— Start Data provided —

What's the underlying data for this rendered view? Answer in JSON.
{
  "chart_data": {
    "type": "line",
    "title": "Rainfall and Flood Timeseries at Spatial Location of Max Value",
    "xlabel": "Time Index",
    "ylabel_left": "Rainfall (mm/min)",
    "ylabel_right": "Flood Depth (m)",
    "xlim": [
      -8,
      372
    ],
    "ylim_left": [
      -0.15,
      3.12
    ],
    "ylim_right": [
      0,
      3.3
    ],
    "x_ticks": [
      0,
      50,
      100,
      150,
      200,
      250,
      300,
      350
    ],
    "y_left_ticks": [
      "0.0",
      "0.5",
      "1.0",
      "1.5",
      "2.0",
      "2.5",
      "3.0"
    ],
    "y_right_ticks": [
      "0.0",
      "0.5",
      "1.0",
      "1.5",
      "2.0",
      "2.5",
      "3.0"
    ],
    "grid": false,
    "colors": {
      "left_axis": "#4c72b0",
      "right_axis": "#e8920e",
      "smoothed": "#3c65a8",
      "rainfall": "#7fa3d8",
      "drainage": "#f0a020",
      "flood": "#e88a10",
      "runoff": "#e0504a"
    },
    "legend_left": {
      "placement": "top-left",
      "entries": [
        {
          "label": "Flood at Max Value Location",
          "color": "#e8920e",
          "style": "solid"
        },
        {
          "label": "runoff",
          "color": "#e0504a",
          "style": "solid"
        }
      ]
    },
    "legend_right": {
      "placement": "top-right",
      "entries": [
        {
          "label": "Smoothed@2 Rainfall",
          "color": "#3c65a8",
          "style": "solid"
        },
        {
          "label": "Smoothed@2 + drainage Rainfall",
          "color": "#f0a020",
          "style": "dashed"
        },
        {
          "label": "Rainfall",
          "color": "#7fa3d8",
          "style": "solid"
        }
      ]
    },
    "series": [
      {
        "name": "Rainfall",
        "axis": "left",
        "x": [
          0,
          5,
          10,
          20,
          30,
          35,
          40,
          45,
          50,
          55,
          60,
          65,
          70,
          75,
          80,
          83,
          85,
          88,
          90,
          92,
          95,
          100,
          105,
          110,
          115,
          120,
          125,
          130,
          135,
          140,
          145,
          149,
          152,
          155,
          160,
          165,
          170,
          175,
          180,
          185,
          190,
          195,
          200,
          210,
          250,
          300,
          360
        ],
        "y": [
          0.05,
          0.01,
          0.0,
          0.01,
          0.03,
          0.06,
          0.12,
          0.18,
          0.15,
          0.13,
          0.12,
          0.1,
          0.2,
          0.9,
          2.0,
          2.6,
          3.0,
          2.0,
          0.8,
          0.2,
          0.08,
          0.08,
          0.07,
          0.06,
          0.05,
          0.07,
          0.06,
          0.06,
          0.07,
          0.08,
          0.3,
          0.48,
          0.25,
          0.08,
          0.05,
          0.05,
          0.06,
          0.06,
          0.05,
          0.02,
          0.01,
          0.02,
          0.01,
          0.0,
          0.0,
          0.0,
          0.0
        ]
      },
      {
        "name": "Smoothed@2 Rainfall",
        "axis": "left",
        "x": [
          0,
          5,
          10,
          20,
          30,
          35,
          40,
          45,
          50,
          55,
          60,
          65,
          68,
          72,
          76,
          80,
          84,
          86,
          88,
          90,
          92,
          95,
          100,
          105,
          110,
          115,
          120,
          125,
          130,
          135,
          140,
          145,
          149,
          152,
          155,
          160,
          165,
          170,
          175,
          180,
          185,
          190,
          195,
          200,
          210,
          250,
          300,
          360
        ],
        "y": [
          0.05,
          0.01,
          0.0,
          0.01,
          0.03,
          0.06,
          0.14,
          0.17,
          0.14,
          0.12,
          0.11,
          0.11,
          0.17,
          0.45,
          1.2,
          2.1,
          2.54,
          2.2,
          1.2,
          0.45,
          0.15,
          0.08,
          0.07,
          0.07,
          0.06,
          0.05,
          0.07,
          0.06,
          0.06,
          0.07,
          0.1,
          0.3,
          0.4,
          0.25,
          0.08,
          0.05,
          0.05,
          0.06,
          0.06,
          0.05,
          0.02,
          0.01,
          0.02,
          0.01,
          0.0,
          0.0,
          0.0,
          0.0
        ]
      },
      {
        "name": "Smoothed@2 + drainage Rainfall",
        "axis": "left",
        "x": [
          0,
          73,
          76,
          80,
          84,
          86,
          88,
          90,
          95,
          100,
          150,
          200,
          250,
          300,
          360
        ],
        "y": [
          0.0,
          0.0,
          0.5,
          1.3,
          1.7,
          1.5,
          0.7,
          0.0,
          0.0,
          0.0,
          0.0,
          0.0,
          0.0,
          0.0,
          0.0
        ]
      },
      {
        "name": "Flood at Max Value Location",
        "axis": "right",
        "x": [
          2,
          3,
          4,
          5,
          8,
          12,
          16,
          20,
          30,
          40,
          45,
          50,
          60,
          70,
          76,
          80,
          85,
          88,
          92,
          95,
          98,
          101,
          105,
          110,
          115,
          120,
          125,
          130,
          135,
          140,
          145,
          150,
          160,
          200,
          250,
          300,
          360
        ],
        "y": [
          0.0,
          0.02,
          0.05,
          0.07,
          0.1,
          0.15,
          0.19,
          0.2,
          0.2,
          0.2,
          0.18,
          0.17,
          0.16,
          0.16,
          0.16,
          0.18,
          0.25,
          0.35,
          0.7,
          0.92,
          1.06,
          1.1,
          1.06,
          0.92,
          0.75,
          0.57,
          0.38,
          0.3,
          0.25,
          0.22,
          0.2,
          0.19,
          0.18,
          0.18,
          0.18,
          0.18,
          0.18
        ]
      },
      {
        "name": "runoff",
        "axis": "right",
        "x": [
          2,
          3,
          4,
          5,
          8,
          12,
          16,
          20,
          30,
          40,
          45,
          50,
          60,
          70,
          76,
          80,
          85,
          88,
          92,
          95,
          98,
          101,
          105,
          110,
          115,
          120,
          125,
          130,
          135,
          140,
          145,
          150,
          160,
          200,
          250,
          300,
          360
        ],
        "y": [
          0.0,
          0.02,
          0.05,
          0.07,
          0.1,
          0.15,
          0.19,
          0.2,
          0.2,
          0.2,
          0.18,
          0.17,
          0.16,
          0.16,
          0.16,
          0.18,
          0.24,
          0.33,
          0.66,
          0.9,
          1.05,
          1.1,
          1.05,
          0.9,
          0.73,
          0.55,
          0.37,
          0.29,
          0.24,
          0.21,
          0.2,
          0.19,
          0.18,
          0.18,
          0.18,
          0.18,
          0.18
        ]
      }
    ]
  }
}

— End Data provided —

Your task is to reproduce all of the records exactly.

Output for this task =
What's the underlying data for this rendered view? Answer in JSON.
{
  "chart_data": {
    "type": "line",
    "title": "Rainfall and Flood Timeseries at Spatial Location of Max Value",
    "xlabel": "Time Index",
    "ylabel_left": "Rainfall (mm/min)",
    "ylabel_right": "Flood Depth (m)",
    "xlim": [
      -8,
      372
    ],
    "ylim_left": [
      -0.15,
      3.12
    ],
    "ylim_right": [
      0,
      3.3
    ],
    "x_ticks": [
      0,
      50,
      100,
      150,
      200,
      250,
      300,
      350
    ],
    "y_left_ticks": [
      "0.0",
      "0.5",
      "1.0",
      "1.5",
      "2.0",
      "2.5",
      "3.0"
    ],
    "y_right_ticks": [
      "0.0",
      "0.5",
      "1.0",
      "1.5",
      "2.0",
      "2.5",
      "3.0"
    ],
    "grid": false,
    "colors": {
      "left_axis": "#4c72b0",
      "right_axis": "#e8920e",
      "smoothed": "#3c65a8",
      "rainfall": "#7fa3d8",
      "drainage": "#f0a020",
      "flood": "#e88a10",
      "runoff": "#e0504a"
    },
    "legend_left": {
      "placement": "top-left",
      "entries": [
        {
          "label": "Flood at Max Value Location",
          "color": "#e8920e",
          "style": "solid"
        },
        {
          "label": "runoff",
          "color": "#e0504a",
          "style": "solid"
        }
      ]
    },
    "legend_right": {
      "placement": "top-right",
      "entries": [
        {
          "label": "Smoothed@2 Rainfall",
          "color": "#3c65a8",
          "style": "solid"
        },
        {
          "label": "Smoothed@2 + drainage Rainfall",
          "color": "#f0a020",
          "style": "dashed"
        },
        {
          "label": "Rainfall",
          "color": "#7fa3d8",
          "style": "solid"
        }
      ]
    },
    "series": [
      {
        "name": "Rainfall",
        "axis": "left",
        "x": [
          0,
          5,
          10,
          20,
          30,
          35,
          40,
          45,
          50,
          55,
          60,
          65,
          70,
          75,
          80,
          83,
          85,
          88,
          90,
          92,
          95,
          100,
          105,
          110,
          115,
          120,
          125,
          130,
          135,
          140,
          145,
          149,
          152,
          155,
          160,
          165,
          170,
          175,
          180,
          185,
          190,
          195,
          200,
          210,
          250,
          300,
          360
        ],
        "y": [
          0.05,
          0.01,
          0.0,
          0.01,
          0.03,
          0.06,
          0.12,
          0.18,
          0.15,
          0.13,
          0.12,
          0.1,
          0.2,
          0.9,
          2.0,
          2.6,
          3.0,
          2.0,
          0.8,
          0.2,
          0.08,
          0.08,
          0.07,
          0.06,
          0.05,
          0.07,
          0.06,
          0.06,
          0.07,
          0.08,
          0.3,
          0.48,
          0.25,
          0.08,
          0.05,
          0.05,
          0.06,
          0.06,
          0.05,
          0.02,
          0.01,
          0.02,
          0.01,
          0.0,
          0.0,
          0.0,
          0.0
        ]
      },
      {
        "name": "Smoothed@2 Rainfall",
        "axis": "left",
        "x": [
          0,
          5,
          10,
          20,
          30,
          35,
          40,
          45,
          50,
          55,
          60,
          65,
          68,
          72,
          76,
          80,
          84,
          86,
          88,
          90,
          92,
          95,
          100,
          105,
          110,
          115,
          120,
          125,
          130,
          135,
          140,
          145,
          149,
          152,
          155,
          160,
          165,
          170,
          175,
          180,
          185,
          190,
          195,
          200,
          210,
          250,
          300,
          360
        ],
        "y": [
          0.05,
          0.01,
          0.0,
          0.01,
          0.03,
          0.06,
          0.14,
          0.17,
          0.14,
          0.12,
          0.11,
          0.11,
          0.17,
          0.45,
          1.2,
          2.1,
          2.54,
          2.2,
          1.2,
          0.45,
          0.15,
          0.08,
          0.07,
          0.07,
          0.06,
          0.05,
          0.07,
          0.06,
          0.06,
          0.07,
          0.1,
          0.3,
          0.4,
          0.25,
          0.08,
          0.05,
          0.05,
          0.06,
          0.06,
          0.05,
          0.02,
          0.01,
          0.02,
          0.01,
          0.0,
          0.0,
          0.0,
          0.0
        ]
      },
      {
        "name": "Smoothed@2 + drainage Rainfall",
        "axis": "left",
        "x": [
          0,
          73,
          76,
          80,
          84,
          86,
          88,
          90,
          95,
          100,
          150,
          200,
          250,
          300,
          360
        ],
        "y": [
          0.0,
          0.0,
          0.5,
          1.3,
          1.7,
          1.5,
          0.7,
          0.0,
          0.0,
          0.0,
          0.0,
          0.0,
          0.0,
          0.0,
          0.0
        ]
      },
      {
        "name": "Flood at Max Value Location",
        "axis": "right",
        "x": [
          2,
          3,
          4,
          5,
          8,
          12,
          16,
          20,
          30,
          40,
          45,
          50,
          60,
          70,
          76,
          80,
          85,
          88,
          92,
          95,
          98,
          101,
          105,
          110,
          115,
          120,
          125,
          130,
          135,
          140,
          145,
          150,
          160,
          200,
          250,
          300,
          360
        ],
        "y": [
          0.0,
          0.02,
          0.05,
          0.07,
          0.1,
          0.15,
          0.19,
          0.2,
          0.2,
          0.2,
          0.18,
          0.17,
          0.16,
          0.16,
          0.16,
          0.18,
          0.25,
          0.35,
          0.7,
          0.92,
          1.06,
          1.1,
          1.06,
          0.92,
          0.75,
          0.57,
          0.38,
          0.3,
          0.25,
          0.22,
          0.2,
          0.19,
          0.18,
          0.18,
          0.18,
          0.18,
          0.18
        ]
      },
      {
        "name": "runoff",
        "axis": "right",
        "x": [
          2,
          3,
          4,
          5,
          8,
          12,
          16,
          20,
          30,
          40,
          45,
          50,
          60,
          70,
          76,
          80,
          85,
          88,
          92,
          95,
          98,
          101,
          105,
          110,
          115,
          120,
          125,
          130,
          135,
          140,
          145,
          150,
          160,
          200,
          250,
          300,
          360
        ],
        "y": [
          0.0,
          0.02,
          0.05,
          0.07,
          0.1,
          0.15,
          0.19,
          0.2,
          0.2,
          0.2,
          0.18,
          0.17,
          0.16,
          0.16,
          0.16,
          0.18,
          0.24,
          0.33,
          0.66,
          0.9,
          1.05,
          1.1,
          1.05,
          0.9,
          0.73,
          0.55,
          0.37,
          0.29,
          0.24,
          0.21,
          0.2,
          0.19,
          0.18,
          0.18,
          0.18,
          0.18,
          0.18
        ]
      }
    ]
  }
}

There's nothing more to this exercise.